→ **Work required**: Take down each entry exactly as written.

→ **Stored items**:
* Begin *

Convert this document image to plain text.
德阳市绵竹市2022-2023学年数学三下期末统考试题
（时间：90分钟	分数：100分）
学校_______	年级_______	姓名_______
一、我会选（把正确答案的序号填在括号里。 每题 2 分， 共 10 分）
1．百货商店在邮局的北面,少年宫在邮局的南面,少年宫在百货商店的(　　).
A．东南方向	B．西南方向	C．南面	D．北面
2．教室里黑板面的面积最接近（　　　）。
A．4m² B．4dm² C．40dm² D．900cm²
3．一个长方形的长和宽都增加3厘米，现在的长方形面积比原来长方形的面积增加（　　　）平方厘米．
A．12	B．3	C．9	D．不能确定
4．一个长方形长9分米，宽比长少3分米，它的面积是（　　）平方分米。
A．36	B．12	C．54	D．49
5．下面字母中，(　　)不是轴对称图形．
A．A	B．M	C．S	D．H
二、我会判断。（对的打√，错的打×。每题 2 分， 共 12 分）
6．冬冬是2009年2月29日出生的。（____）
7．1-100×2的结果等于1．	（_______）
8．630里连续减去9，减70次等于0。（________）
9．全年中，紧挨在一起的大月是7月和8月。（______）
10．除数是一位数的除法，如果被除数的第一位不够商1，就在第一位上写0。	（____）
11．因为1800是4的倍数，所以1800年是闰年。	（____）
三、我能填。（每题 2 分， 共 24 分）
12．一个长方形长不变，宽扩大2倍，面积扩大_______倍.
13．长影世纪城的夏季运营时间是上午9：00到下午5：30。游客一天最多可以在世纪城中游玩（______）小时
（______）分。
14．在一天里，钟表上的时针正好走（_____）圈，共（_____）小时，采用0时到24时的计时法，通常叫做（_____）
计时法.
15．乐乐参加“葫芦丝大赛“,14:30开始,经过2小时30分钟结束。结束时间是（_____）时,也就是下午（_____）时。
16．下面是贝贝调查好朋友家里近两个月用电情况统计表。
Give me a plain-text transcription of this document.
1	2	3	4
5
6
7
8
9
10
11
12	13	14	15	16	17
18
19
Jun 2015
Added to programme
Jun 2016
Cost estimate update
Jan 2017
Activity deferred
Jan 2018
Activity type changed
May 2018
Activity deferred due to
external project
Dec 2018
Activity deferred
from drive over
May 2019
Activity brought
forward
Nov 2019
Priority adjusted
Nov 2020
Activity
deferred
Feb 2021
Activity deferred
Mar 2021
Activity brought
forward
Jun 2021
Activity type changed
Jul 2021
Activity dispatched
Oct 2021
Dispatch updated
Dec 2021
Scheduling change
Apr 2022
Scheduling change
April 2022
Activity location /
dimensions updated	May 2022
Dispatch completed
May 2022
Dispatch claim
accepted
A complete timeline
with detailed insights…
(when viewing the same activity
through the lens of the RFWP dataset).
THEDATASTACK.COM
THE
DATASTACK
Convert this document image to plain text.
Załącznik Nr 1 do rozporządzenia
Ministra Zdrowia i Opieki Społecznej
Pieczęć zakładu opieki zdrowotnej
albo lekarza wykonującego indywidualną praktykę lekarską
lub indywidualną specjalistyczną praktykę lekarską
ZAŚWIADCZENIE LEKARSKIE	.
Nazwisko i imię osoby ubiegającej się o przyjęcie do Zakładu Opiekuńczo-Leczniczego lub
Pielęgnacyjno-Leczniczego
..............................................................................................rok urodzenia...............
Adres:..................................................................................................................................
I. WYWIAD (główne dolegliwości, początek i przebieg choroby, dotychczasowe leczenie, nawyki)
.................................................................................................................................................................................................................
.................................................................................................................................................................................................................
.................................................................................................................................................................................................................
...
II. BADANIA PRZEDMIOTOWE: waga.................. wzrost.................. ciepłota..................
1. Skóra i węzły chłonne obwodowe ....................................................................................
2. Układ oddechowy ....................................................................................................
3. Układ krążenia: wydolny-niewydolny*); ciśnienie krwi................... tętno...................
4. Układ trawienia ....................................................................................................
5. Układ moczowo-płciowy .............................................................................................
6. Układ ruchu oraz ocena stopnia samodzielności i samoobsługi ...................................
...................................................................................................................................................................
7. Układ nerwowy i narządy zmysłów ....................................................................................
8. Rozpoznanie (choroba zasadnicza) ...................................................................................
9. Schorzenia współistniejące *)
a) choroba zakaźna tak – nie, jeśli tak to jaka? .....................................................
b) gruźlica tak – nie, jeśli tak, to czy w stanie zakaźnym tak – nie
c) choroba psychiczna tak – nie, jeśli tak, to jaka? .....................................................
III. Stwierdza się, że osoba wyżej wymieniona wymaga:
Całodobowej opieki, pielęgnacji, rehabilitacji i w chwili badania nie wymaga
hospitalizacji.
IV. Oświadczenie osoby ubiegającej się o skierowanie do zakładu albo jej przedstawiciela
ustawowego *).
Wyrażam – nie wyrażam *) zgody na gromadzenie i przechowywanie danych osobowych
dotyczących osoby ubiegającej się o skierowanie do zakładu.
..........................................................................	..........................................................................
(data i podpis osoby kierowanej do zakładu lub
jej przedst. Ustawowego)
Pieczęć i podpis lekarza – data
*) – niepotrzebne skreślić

* End *

→ **Result of the exercise**:
Convert this document image to plain text.
德阳市绵竹市2022-2023学年数学三下期末统考试题
（时间：90分钟	分数：100分）
学校_______	年级_______	姓名_______
一、我会选（把正确答案的序号填在括号里。 每题 2 分， 共 10 分）
1．百货商店在邮局的北面,少年宫在邮局的南面,少年宫在百货商店的(　　).
A．东南方向	B．西南方向	C．南面	D．北面
2．教室里黑板面的面积最接近（　　　）。
A．4m² B．4dm² C．40dm² D．900cm²
3．一个长方形的长和宽都增加3厘米，现在的长方形面积比原来长方形的面积增加（　　　）平方厘米．
A．12	B．3	C．9	D．不能确定
4．一个长方形长9分米，宽比长少3分米，它的面积是（　　）平方分米。
A．36	B．12	C．54	D．49
5．下面字母中，(　　)不是轴对称图形．
A．A	B．M	C．S	D．H
二、我会判断。（对的打√，错的打×。每题 2 分， 共 12 分）
6．冬冬是2009年2月29日出生的。（____）
7．1-100×2的结果等于1．	（_______）
8．630里连续减去9，减70次等于0。（________）
9．全年中，紧挨在一起的大月是7月和8月。（______）
10．除数是一位数的除法，如果被除数的第一位不够商1，就在第一位上写0。	（____）
11．因为1800是4的倍数，所以1800年是闰年。	（____）
三、我能填。（每题 2 分， 共 24 分）
12．一个长方形长不变，宽扩大2倍，面积扩大_______倍.
13．长影世纪城的夏季运营时间是上午9：00到下午5：30。游客一天最多可以在世纪城中游玩（______）小时
（______）分。
14．在一天里，钟表上的时针正好走（_____）圈，共（_____）小时，采用0时到24时的计时法，通常叫做（_____）
计时法.
15．乐乐参加“葫芦丝大赛“,14:30开始,经过2小时30分钟结束。结束时间是（_____）时,也就是下午（_____）时。
16．下面是贝贝调查好朋友家里近两个月用电情况统计表。
Give me a plain-text transcription of this document.
1	2	3	4
5
6
7
8
9
10
11
12	13	14	15	16	17
18
19
Jun 2015
Added to programme
Jun 2016
Cost estimate update
Jan 2017
Activity deferred
Jan 2018
Activity type changed
May 2018
Activity deferred due to
external project
Dec 2018
Activity deferred
from drive over
May 2019
Activity brought
forward
Nov 2019
Priority adjusted
Nov 2020
Activity
deferred
Feb 2021
Activity deferred
Mar 2021
Activity brought
forward
Jun 2021
Activity type changed
Jul 2021
Activity dispatched
Oct 2021
Dispatch updated
Dec 2021
Scheduling change
Apr 2022
Scheduling change
April 2022
Activity location /
dimensions updated	May 2022
Dispatch completed
May 2022
Dispatch claim
accepted
A complete timeline
with detailed insights…
(when viewing the same activity
through the lens of the RFWP dataset).
THEDATASTACK.COM
THE
DATASTACK
Convert this document image to plain text.
Załącznik Nr 1 do rozporządzenia
Ministra Zdrowia i Opieki Społecznej
Pieczęć zakładu opieki zdrowotnej
albo lekarza wykonującego indywidualną praktykę lekarską
lub indywidualną specjalistyczną praktykę lekarską
ZAŚWIADCZENIE LEKARSKIE	.
Nazwisko i imię osoby ubiegającej się o przyjęcie do Zakładu Opiekuńczo-Leczniczego lub
Pielęgnacyjno-Leczniczego
..............................................................................................rok urodzenia...............
Adres:..................................................................................................................................
I. WYWIAD (główne dolegliwości, początek i przebieg choroby, dotychczasowe leczenie, nawyki)
.................................................................................................................................................................................................................
.................................................................................................................................................................................................................
.................................................................................................................................................................................................................
...
II. BADANIA PRZEDMIOTOWE: waga.................. wzrost.................. ciepłota..................
1. Skóra i węzły chłonne obwodowe ....................................................................................
2. Układ oddechowy ....................................................................................................
3. Układ krążenia: wydolny-niewydolny*); ciśnienie krwi................... tętno...................
4. Układ trawienia ....................................................................................................
5. Układ moczowo-płciowy .............................................................................................
6. Układ ruchu oraz ocena stopnia samodzielności i samoobsługi ...................................
...................................................................................................................................................................
7. Układ nerwowy i narządy zmysłów ....................................................................................
8. Rozpoznanie (choroba zasadnicza) ...................................................................................
9. Schorzenia współistniejące *)
a) choroba zakaźna tak – nie, jeśli tak to jaka? .....................................................
b) gruźlica tak – nie, jeśli tak, to czy w stanie zakaźnym tak – nie
c) choroba psychiczna tak – nie, jeśli tak, to jaka? .....................................................
III. Stwierdza się, że osoba wyżej wymieniona wymaga:
Całodobowej opieki, pielęgnacji, rehabilitacji i w chwili badania nie wymaga
hospitalizacji.
IV. Oświadczenie osoby ubiegającej się o skierowanie do zakładu albo jej przedstawiciela
ustawowego *).
Wyrażam – nie wyrażam *) zgody na gromadzenie i przechowywanie danych osobowych
dotyczących osoby ubiegającej się o skierowanie do zakładu.
..........................................................................	..........................................................................
(data i podpis osoby kierowanej do zakładu lub
jej przedst. Ustawowego)
Pieczęć i podpis lekarza – data
*) – niepotrzebne skreślić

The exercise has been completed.